** Data entries for graphics **
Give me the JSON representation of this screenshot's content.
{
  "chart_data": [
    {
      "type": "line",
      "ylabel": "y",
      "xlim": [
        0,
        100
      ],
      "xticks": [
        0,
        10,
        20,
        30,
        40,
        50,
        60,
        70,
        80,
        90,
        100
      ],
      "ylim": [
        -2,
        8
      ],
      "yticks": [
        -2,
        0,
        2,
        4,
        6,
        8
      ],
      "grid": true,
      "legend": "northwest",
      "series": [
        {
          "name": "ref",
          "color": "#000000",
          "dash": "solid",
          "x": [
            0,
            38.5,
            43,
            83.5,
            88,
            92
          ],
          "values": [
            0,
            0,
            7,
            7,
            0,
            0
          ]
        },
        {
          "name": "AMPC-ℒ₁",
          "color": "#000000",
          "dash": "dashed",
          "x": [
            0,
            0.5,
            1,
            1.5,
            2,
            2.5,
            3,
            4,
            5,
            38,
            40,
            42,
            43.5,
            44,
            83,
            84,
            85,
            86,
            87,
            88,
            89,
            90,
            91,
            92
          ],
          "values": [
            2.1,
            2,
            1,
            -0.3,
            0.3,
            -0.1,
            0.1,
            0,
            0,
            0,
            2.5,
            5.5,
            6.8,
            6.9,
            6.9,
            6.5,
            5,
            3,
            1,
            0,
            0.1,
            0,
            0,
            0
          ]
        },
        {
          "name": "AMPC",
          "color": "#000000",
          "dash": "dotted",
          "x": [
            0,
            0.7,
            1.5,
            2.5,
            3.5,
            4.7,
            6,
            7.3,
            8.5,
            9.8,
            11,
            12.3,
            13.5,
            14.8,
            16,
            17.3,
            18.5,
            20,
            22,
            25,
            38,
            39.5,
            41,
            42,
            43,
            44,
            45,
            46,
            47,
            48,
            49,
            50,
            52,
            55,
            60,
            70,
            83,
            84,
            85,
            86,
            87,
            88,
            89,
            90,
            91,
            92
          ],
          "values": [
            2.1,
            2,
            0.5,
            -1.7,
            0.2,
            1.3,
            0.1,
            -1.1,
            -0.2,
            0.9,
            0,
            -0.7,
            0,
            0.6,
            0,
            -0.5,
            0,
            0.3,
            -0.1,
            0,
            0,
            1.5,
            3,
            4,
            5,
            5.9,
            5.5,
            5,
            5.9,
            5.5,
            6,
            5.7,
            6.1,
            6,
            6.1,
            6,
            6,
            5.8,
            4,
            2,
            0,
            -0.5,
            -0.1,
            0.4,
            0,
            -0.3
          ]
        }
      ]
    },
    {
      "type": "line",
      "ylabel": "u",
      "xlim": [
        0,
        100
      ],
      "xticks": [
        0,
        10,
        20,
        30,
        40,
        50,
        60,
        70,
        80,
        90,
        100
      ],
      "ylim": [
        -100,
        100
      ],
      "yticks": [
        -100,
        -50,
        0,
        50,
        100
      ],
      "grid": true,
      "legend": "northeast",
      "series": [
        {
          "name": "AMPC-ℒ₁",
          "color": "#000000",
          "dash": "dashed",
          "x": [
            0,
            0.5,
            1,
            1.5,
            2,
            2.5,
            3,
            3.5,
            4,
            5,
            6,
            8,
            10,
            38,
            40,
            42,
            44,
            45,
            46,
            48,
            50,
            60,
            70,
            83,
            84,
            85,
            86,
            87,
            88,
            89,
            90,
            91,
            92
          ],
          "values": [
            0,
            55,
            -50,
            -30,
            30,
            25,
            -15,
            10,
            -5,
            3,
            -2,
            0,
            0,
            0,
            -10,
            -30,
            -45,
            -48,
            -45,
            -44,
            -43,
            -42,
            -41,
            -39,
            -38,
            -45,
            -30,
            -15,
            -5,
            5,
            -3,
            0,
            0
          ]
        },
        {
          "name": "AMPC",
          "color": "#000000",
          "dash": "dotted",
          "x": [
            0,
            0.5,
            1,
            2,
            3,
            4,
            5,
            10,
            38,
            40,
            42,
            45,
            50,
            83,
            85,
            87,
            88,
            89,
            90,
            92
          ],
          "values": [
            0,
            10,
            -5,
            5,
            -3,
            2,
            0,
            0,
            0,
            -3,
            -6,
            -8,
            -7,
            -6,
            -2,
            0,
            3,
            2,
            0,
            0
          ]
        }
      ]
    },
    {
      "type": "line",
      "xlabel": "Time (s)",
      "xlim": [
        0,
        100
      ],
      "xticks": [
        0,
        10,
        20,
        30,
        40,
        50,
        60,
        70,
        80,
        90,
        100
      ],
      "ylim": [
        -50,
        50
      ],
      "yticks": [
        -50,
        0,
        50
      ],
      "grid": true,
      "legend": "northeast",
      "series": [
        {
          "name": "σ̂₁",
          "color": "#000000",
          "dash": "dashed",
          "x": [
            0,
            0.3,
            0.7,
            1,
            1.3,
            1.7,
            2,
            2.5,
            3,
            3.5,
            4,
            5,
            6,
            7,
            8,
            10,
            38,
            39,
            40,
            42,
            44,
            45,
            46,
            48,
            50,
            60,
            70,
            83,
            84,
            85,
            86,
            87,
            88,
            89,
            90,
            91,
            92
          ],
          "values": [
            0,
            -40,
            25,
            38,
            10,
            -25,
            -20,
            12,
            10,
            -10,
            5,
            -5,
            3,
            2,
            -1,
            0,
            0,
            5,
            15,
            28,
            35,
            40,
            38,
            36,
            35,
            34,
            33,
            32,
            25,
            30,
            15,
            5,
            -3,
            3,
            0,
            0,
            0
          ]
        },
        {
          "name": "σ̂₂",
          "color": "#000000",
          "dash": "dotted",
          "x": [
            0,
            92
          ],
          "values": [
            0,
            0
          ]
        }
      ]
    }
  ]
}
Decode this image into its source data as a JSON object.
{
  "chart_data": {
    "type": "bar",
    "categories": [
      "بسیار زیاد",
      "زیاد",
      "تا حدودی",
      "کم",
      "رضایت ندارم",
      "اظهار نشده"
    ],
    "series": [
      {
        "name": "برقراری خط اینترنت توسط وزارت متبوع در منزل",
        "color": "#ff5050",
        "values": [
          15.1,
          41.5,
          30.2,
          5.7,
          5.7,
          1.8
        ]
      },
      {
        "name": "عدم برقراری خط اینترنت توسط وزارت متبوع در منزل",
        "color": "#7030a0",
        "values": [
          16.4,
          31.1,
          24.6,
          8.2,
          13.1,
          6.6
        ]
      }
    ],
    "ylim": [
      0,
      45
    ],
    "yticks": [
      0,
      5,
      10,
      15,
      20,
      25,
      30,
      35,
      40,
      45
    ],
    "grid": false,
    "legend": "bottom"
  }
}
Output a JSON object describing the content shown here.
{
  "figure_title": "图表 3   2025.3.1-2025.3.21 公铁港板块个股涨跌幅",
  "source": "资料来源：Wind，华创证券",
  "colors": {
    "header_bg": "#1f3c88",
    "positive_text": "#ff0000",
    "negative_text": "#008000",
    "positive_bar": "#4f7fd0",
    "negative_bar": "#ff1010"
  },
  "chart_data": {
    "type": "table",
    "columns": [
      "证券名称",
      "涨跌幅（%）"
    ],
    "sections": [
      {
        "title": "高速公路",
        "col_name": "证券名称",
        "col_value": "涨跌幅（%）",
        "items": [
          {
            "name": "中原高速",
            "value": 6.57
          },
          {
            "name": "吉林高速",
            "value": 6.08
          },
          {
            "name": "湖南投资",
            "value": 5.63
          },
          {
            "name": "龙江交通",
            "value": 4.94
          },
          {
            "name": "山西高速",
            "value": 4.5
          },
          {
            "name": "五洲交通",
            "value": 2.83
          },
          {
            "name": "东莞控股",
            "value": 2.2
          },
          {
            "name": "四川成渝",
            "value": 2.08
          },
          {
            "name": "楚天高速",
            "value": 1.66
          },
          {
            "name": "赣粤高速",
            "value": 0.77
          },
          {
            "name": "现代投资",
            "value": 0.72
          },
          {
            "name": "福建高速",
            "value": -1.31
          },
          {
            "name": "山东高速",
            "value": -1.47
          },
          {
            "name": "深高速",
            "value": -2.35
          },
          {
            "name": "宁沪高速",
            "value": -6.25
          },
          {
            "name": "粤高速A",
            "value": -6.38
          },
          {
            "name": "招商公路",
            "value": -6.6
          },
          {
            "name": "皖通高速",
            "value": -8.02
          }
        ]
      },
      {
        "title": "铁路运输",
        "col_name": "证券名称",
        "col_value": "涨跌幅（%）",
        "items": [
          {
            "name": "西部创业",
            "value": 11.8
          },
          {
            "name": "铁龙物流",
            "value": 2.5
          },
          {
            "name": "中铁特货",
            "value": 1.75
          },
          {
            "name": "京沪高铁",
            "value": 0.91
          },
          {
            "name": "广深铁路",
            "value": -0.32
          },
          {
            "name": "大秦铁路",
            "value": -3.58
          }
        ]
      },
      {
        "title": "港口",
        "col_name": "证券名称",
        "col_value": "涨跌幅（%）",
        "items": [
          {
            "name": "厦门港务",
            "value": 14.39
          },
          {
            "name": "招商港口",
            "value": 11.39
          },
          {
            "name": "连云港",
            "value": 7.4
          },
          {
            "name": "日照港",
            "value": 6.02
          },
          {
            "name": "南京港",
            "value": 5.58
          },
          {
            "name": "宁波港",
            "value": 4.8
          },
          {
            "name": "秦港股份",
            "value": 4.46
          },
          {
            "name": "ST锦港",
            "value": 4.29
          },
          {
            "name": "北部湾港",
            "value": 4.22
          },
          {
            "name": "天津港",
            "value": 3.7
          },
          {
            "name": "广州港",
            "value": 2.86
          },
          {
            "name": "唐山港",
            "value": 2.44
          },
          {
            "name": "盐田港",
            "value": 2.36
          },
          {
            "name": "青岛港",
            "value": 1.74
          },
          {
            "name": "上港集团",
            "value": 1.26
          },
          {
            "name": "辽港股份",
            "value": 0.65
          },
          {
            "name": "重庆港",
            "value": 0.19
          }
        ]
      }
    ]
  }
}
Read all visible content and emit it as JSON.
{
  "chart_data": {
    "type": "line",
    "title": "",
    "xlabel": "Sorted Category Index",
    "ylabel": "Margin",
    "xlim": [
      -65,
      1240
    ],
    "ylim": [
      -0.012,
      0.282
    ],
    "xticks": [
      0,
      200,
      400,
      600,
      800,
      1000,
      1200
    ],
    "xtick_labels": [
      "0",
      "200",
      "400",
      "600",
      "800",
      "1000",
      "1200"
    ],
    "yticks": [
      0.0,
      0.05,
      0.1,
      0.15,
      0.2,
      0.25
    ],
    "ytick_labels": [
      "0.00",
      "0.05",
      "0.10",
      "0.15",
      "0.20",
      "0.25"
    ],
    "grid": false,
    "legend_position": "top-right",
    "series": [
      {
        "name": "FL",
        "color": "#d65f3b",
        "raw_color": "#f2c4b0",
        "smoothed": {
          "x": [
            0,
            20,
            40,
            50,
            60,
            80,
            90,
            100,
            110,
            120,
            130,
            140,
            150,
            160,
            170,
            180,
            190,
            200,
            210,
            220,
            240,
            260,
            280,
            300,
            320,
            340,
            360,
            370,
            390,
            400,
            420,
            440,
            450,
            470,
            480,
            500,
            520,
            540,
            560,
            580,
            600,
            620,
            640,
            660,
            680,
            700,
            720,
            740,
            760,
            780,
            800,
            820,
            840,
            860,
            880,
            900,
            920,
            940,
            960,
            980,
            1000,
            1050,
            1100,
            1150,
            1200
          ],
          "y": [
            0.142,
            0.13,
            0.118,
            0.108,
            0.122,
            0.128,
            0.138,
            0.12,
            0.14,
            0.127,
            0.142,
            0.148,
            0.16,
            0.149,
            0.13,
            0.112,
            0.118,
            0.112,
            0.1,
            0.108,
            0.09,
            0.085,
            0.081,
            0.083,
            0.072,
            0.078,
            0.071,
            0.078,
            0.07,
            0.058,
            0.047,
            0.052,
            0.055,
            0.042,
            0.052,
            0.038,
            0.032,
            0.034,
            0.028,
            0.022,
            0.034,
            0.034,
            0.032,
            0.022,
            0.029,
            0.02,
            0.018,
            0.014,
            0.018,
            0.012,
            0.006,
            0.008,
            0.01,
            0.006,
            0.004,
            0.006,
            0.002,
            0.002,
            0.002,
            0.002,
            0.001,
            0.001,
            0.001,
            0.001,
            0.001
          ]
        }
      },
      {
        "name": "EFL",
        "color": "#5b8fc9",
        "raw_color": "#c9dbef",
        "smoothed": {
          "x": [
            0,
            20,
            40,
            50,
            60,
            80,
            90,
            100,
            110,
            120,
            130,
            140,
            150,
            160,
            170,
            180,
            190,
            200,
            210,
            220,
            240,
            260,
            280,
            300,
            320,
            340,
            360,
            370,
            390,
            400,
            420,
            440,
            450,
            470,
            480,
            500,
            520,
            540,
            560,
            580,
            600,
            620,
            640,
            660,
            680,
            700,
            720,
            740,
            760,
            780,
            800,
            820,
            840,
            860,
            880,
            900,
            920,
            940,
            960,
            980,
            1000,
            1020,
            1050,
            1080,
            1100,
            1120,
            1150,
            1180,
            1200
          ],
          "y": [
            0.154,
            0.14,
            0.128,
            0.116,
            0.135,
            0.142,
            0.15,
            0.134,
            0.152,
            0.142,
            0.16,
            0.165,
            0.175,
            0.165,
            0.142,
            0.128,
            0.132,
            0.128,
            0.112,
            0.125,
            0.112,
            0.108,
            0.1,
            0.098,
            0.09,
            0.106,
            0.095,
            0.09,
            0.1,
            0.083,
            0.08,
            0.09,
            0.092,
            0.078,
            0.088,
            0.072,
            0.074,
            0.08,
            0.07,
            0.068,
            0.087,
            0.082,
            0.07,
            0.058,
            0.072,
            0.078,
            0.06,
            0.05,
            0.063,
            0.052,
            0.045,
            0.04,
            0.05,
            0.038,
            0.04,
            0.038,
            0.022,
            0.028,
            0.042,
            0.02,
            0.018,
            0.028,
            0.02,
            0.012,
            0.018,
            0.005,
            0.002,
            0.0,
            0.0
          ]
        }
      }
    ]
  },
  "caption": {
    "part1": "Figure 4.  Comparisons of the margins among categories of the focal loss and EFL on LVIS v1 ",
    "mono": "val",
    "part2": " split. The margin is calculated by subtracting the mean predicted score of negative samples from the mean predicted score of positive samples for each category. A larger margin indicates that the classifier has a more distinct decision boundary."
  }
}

** Task statement **
Report how many lines in the listing include the word "content". Give nothing but the count.

** Result for this task **
3